■ **Exercise goal**
Give the number of lines in the records below that include "该物质的分子式为". Reply with that number alone.

[Data records]

↓

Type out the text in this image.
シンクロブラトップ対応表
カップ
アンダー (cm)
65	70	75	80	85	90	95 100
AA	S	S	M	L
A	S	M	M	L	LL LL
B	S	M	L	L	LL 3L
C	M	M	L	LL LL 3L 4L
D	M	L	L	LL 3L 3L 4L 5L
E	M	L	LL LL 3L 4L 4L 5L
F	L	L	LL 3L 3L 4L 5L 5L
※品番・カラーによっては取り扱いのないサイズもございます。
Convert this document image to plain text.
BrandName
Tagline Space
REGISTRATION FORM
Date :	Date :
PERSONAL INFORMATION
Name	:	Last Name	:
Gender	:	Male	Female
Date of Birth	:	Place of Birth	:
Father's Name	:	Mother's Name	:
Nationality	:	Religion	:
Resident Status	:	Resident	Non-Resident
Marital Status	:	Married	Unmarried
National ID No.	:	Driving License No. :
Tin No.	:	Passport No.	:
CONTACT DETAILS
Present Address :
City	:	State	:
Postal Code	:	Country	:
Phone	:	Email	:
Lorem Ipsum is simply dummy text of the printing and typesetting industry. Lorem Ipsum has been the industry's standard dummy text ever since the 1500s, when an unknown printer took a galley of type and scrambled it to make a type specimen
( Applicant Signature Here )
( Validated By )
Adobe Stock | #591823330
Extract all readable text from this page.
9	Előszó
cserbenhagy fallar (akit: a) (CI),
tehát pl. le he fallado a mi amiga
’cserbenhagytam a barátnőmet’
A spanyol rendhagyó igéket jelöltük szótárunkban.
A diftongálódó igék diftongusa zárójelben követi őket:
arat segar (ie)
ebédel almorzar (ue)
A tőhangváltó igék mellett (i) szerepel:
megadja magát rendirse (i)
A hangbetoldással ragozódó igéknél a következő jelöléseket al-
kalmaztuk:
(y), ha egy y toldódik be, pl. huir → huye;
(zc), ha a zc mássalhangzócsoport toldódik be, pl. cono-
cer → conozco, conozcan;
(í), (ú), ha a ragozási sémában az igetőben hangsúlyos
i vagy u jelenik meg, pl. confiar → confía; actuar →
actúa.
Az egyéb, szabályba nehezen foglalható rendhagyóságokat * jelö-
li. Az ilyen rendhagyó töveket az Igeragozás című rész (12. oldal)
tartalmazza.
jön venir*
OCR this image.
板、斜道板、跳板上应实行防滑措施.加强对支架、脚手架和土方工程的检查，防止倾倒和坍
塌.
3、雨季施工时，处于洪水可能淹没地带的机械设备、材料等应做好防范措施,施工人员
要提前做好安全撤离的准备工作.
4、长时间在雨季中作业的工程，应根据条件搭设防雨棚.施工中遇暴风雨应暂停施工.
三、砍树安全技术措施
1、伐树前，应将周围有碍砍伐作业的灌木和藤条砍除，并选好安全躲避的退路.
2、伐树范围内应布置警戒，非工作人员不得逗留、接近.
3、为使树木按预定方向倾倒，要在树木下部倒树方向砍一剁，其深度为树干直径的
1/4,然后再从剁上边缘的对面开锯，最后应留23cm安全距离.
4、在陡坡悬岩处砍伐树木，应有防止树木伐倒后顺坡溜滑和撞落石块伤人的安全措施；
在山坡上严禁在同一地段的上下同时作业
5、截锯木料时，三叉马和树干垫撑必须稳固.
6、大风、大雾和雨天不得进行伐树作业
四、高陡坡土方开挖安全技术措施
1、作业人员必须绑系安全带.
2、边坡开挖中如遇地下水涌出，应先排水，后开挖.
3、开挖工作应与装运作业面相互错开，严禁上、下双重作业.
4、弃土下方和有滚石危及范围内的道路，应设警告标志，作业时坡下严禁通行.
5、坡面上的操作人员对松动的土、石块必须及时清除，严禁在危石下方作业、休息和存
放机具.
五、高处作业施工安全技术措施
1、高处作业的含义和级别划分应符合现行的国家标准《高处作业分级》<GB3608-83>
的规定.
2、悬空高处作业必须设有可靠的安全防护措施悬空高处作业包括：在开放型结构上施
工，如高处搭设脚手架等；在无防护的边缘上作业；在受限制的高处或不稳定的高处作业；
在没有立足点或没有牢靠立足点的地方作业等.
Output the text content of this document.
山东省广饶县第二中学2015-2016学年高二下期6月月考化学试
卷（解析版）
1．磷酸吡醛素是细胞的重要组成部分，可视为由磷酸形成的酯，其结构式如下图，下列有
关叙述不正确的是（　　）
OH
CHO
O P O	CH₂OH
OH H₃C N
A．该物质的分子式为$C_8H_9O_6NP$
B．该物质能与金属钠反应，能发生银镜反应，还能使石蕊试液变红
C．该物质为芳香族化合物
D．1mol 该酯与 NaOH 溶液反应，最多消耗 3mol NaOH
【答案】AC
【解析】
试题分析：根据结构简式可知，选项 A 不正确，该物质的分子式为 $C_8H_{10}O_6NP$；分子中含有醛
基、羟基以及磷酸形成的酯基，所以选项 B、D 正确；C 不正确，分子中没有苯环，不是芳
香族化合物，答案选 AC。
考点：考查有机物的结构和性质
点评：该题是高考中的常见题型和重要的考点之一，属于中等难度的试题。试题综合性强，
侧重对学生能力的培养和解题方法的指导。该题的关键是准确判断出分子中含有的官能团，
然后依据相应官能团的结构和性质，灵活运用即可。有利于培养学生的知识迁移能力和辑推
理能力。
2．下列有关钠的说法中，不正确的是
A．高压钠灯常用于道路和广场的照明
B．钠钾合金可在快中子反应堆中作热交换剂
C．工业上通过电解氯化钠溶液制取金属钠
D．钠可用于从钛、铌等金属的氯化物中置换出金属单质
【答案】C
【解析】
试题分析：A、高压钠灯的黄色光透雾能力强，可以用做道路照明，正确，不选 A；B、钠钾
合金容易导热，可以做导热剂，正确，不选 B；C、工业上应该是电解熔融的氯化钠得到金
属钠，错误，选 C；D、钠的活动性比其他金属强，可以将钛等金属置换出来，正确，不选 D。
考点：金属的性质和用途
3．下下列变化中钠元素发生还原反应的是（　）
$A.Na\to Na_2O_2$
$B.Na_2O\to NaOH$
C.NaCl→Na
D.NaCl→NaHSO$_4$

↑

■ **Output of the exercise**
2